**What is required**
Copy out each line containing "Phosphatidylcholines" from the entries below.

**Record extracts**
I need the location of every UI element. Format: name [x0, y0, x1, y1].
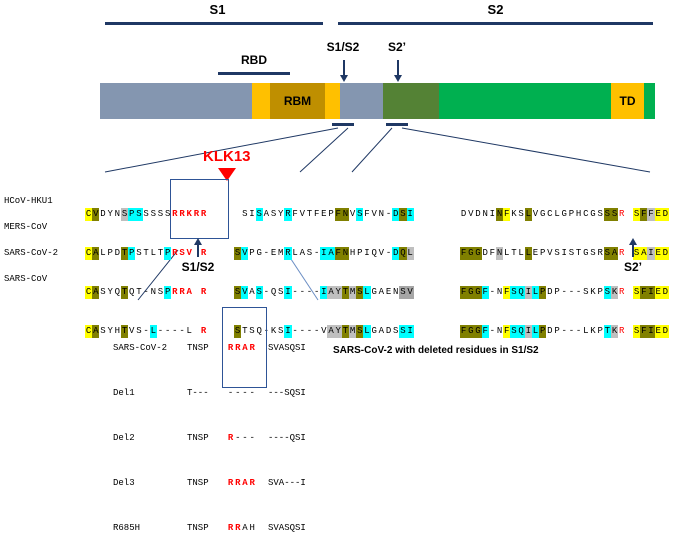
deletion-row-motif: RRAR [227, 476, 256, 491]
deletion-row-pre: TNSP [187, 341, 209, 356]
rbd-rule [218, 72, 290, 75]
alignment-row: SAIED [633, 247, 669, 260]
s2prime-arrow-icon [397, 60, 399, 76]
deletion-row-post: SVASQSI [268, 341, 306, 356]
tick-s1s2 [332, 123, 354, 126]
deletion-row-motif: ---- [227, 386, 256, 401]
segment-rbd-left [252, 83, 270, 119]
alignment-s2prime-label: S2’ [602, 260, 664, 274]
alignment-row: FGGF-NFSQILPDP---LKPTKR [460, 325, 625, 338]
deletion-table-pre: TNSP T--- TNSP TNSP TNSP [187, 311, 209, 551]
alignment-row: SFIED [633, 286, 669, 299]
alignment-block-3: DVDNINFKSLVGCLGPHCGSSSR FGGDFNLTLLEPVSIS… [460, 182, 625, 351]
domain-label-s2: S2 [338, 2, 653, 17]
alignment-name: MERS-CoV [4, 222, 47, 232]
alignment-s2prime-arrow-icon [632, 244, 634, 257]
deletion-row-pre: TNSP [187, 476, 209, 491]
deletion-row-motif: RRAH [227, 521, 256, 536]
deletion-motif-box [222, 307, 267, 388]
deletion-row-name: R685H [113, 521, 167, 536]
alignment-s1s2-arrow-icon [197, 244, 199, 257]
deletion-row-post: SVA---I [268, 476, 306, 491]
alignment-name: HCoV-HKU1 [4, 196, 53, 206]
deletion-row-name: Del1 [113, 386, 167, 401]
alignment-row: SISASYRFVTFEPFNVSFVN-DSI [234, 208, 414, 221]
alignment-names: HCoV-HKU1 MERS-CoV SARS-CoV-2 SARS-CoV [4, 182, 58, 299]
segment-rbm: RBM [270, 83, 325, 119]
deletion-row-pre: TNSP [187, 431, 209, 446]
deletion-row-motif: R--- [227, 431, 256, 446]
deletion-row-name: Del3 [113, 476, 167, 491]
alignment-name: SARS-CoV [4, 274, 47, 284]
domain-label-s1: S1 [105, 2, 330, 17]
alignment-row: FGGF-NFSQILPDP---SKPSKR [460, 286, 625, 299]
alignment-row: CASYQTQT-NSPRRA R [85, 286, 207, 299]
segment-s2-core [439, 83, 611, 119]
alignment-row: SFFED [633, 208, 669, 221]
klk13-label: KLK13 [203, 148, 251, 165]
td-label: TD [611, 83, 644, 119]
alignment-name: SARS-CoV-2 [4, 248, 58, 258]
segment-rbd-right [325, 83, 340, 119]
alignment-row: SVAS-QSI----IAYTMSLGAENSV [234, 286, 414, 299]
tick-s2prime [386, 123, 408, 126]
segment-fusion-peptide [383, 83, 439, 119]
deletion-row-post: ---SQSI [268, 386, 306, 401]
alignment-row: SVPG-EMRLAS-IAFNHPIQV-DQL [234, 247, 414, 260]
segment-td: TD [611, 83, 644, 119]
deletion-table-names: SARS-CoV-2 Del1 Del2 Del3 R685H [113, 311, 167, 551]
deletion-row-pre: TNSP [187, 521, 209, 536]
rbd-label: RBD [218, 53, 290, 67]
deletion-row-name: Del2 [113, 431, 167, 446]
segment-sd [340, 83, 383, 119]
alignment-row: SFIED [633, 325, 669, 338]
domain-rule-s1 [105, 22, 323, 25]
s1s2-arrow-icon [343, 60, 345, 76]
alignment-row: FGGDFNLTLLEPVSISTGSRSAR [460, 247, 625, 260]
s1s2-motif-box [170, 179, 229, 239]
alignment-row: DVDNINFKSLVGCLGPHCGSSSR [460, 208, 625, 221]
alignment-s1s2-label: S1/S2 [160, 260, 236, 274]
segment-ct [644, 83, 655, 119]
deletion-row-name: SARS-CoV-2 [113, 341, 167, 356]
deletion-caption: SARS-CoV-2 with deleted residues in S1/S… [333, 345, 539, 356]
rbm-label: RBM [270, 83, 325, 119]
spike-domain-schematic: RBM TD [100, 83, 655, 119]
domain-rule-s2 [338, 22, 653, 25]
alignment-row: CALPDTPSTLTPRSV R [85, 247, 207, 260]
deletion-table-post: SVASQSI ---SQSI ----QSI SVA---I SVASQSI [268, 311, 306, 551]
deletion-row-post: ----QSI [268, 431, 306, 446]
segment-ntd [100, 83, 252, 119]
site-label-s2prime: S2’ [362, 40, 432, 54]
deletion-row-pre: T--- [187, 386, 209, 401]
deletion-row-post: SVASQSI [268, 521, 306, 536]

--

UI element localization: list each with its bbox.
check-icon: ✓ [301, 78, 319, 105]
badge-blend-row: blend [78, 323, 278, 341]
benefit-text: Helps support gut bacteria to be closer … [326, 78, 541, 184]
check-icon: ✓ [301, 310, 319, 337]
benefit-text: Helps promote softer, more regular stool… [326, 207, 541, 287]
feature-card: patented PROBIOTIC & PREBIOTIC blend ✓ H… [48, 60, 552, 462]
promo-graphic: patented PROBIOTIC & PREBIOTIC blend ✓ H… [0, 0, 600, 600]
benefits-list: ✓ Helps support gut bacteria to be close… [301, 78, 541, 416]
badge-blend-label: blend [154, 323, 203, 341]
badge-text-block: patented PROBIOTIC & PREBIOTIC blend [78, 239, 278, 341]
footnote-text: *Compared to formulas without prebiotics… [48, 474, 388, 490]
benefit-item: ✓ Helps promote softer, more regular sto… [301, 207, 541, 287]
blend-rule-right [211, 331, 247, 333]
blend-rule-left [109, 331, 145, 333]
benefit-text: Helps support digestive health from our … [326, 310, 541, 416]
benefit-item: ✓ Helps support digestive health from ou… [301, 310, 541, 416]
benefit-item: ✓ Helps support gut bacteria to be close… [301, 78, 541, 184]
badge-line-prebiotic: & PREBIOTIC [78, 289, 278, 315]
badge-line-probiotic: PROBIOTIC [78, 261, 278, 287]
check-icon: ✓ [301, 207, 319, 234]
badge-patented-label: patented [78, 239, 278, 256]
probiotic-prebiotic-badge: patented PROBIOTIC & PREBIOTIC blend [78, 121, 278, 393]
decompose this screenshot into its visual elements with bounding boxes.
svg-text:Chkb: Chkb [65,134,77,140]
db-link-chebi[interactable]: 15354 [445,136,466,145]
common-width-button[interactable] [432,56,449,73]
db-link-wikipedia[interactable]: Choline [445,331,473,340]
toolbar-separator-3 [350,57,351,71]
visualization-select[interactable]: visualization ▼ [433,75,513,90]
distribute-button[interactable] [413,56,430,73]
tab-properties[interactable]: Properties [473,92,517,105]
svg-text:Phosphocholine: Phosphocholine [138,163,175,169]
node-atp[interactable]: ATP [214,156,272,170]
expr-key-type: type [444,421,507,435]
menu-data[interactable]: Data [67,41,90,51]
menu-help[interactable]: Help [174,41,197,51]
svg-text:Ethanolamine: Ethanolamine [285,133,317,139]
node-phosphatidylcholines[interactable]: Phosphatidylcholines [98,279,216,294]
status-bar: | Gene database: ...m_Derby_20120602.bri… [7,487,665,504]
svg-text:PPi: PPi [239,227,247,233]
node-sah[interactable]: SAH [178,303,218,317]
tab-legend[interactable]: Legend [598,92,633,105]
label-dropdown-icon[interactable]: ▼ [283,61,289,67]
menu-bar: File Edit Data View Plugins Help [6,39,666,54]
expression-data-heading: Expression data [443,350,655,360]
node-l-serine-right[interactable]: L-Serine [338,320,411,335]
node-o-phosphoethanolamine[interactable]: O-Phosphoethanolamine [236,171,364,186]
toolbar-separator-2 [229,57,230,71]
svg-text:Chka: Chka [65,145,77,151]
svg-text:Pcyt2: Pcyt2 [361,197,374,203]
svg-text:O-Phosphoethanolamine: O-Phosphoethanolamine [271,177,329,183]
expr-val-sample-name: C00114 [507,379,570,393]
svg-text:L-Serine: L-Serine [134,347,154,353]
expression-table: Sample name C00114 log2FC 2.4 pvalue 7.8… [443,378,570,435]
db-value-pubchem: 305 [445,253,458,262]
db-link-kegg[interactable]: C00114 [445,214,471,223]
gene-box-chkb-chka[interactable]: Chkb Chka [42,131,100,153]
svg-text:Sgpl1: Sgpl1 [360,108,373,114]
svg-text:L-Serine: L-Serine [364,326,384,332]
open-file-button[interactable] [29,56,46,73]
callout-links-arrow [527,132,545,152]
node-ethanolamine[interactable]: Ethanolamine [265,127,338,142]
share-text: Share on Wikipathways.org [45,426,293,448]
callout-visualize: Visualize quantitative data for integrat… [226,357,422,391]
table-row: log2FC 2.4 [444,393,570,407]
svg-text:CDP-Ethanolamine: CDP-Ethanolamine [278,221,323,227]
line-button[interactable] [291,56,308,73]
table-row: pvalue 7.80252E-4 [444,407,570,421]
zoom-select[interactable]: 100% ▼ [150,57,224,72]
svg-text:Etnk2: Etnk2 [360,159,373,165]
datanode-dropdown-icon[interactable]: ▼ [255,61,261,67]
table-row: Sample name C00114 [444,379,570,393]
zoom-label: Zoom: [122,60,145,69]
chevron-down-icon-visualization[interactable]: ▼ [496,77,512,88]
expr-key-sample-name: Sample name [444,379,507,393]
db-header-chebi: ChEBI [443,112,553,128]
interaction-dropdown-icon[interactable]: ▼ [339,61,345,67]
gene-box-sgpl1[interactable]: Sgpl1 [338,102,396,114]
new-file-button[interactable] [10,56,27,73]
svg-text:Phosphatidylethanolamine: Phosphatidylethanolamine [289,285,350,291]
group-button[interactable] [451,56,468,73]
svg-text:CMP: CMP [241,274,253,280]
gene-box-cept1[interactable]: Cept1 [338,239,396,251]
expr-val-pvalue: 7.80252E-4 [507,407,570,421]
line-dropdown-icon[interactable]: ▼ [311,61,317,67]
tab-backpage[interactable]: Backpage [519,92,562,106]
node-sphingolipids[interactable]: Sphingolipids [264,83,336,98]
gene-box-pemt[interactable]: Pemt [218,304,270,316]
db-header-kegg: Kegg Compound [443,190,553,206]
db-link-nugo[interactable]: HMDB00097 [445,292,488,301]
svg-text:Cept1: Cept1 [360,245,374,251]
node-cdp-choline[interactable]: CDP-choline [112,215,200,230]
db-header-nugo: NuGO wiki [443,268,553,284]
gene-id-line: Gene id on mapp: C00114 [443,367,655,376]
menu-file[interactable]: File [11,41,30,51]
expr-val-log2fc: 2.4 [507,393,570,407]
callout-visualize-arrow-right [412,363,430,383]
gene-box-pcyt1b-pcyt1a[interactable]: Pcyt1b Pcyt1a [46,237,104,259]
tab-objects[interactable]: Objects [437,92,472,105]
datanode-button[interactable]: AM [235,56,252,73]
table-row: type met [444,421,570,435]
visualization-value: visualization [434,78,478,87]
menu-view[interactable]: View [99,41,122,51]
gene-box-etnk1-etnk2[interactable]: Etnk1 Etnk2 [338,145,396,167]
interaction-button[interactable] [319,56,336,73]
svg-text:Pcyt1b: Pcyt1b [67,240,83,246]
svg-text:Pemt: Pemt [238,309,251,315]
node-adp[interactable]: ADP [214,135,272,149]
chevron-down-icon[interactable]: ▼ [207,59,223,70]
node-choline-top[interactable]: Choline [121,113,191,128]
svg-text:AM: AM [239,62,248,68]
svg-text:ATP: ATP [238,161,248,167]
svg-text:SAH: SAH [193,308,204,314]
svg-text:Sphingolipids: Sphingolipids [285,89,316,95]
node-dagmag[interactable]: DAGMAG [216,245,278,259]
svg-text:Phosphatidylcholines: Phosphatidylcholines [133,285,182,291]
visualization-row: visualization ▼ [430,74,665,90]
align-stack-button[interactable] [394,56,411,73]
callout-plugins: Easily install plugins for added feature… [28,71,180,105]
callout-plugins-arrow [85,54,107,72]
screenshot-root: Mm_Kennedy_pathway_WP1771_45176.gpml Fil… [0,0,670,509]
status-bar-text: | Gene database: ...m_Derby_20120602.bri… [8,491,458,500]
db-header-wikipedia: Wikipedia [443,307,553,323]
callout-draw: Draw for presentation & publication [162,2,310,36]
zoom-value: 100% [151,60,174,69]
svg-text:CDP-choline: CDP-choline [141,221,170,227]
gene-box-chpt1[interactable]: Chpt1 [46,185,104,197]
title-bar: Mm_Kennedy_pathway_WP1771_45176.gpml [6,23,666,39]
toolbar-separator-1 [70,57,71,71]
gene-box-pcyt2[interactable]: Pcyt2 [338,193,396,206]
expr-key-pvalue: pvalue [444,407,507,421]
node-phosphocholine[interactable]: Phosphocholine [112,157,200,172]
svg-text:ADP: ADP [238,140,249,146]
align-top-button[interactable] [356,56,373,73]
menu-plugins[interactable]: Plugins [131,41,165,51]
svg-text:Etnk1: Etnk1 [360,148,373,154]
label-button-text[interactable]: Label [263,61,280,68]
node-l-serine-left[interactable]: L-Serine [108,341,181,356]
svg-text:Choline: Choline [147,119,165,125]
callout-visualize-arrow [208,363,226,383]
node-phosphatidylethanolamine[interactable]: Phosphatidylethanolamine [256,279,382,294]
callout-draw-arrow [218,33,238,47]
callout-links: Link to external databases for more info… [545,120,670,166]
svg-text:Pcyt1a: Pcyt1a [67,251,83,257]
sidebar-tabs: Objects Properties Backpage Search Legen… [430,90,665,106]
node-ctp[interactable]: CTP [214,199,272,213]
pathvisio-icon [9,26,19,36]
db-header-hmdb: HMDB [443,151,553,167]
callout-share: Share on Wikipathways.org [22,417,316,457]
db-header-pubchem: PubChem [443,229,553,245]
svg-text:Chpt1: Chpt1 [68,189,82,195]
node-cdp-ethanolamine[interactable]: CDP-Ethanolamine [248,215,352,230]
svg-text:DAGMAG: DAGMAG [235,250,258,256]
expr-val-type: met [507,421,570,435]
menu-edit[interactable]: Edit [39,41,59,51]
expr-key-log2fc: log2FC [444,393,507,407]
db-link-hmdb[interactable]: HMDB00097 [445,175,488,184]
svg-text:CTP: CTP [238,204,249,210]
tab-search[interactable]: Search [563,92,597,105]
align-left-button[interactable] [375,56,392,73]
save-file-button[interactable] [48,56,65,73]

---

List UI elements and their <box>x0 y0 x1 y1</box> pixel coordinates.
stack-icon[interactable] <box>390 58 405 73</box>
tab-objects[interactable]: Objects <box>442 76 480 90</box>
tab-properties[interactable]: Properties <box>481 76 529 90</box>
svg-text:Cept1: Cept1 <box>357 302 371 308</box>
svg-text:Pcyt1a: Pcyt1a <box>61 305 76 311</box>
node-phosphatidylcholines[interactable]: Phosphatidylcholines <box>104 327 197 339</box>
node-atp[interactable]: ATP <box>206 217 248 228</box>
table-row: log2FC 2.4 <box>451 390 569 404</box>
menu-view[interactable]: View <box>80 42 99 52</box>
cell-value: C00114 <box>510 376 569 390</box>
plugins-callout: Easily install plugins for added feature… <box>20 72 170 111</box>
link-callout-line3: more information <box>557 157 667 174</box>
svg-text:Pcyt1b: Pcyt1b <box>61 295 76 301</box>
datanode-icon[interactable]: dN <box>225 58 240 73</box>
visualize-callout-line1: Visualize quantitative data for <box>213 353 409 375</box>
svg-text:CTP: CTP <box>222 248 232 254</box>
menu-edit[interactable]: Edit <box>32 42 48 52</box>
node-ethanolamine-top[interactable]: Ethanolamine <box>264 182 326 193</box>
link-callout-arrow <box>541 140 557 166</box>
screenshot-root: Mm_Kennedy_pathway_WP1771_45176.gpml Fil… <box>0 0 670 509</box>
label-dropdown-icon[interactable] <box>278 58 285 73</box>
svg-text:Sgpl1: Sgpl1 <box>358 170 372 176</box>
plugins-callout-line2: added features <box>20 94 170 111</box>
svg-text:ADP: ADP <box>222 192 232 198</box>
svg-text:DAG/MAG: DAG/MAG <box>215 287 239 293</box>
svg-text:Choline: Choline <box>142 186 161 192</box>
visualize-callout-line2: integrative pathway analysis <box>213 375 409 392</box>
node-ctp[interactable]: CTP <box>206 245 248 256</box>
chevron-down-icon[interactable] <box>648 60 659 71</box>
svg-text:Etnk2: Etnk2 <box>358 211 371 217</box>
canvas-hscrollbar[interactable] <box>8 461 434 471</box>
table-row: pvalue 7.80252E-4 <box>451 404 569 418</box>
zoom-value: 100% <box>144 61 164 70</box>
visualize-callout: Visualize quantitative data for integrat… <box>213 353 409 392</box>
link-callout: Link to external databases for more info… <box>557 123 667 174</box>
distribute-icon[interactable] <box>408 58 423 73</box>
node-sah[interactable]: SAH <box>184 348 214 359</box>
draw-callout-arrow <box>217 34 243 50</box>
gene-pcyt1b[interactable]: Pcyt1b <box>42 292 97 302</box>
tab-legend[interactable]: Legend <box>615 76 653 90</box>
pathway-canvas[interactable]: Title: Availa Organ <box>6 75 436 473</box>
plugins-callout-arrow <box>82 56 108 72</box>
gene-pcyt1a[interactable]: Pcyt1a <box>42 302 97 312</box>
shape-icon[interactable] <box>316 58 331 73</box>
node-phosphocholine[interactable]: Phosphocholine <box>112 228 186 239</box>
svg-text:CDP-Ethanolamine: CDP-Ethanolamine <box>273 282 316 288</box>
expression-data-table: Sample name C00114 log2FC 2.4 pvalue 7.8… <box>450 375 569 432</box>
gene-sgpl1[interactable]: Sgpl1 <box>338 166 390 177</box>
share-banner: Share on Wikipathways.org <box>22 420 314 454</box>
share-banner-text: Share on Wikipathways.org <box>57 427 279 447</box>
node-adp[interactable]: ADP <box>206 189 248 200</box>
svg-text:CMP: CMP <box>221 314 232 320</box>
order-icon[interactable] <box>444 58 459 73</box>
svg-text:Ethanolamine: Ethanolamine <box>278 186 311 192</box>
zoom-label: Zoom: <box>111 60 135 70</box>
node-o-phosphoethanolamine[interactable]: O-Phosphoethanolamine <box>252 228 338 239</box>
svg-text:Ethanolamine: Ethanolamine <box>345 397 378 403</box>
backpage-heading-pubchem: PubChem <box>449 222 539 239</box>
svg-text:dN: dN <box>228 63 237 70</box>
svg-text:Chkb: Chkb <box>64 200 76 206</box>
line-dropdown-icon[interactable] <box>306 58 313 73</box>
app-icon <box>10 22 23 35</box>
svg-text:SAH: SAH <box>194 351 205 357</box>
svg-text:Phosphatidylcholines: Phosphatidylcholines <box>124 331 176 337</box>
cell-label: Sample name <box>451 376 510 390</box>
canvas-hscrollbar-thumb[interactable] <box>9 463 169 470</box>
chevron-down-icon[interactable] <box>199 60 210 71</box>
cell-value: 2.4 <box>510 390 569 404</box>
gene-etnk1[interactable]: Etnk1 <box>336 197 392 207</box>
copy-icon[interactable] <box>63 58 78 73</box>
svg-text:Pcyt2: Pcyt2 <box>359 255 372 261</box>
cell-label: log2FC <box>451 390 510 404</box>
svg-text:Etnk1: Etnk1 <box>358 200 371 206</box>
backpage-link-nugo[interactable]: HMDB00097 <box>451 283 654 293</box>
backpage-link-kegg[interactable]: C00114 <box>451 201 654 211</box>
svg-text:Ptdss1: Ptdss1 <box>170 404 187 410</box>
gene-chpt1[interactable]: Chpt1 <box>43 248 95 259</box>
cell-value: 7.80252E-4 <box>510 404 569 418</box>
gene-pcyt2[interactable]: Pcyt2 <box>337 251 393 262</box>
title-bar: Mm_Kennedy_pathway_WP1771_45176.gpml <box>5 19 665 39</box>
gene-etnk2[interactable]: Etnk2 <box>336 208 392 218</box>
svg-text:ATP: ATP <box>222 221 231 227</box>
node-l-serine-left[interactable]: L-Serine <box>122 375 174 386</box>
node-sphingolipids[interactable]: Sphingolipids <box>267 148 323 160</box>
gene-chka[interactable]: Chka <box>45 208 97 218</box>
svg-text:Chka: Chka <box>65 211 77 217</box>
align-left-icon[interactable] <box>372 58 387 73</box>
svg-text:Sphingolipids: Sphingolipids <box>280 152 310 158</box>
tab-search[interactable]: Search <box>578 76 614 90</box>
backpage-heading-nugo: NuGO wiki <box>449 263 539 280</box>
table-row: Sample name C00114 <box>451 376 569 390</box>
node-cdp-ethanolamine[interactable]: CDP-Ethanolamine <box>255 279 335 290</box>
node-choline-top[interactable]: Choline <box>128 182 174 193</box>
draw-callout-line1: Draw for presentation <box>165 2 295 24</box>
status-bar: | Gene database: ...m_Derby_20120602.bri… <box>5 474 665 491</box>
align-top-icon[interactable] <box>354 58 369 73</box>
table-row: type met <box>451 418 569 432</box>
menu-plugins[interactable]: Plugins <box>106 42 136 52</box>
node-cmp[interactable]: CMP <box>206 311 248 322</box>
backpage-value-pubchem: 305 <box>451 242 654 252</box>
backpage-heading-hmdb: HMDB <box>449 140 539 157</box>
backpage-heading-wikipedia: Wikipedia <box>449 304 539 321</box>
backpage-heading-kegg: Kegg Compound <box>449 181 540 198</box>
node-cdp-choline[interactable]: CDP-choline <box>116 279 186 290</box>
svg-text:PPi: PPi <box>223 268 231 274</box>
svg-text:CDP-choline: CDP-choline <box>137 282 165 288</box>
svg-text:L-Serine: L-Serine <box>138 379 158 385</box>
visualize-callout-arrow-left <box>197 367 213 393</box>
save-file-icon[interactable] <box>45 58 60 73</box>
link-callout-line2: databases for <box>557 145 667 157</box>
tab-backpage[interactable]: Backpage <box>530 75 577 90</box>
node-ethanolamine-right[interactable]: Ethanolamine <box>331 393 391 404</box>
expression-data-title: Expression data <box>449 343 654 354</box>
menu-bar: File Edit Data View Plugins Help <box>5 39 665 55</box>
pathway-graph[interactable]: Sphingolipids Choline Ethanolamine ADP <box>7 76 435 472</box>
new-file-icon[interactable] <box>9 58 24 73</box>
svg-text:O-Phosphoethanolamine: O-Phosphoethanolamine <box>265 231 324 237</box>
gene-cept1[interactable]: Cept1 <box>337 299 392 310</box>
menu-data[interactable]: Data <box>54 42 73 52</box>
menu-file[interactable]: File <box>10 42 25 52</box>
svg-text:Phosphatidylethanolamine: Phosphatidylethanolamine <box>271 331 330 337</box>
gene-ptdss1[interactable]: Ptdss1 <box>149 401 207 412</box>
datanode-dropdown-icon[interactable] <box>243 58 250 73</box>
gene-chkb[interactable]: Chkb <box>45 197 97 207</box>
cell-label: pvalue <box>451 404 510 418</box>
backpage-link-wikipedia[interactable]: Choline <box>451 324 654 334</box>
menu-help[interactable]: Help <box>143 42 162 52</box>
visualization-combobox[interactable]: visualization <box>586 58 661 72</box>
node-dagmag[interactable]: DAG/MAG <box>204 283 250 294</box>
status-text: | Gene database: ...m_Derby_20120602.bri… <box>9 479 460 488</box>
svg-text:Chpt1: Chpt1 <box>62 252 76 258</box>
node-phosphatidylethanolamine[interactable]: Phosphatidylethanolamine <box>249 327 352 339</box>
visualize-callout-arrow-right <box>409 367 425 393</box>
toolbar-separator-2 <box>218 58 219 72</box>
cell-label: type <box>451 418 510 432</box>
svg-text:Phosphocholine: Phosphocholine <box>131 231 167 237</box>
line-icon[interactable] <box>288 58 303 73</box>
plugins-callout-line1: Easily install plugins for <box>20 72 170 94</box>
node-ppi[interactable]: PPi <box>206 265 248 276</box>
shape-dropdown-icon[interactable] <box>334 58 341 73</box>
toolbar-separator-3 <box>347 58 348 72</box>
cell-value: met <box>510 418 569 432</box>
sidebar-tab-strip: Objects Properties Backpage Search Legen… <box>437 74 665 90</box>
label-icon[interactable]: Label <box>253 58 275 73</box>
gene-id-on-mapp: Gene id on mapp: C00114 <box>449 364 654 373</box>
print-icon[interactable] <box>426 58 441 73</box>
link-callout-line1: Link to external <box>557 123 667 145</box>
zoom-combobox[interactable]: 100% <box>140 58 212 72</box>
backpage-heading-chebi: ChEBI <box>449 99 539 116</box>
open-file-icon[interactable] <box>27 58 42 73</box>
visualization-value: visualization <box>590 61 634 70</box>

**Output**
node-phosphatidylcholines[interactable]: Phosphatidylcholines [98,279,216,294]
svg-text:Phosphatidylcholines: Phosphatidylcholines [133,285,182,291]
node-phosphatidylcholines[interactable]: Phosphatidylcholines <box>104 327 197 339</box>
svg-text:Phosphatidylcholines: Phosphatidylcholines <box>124 331 176 337</box>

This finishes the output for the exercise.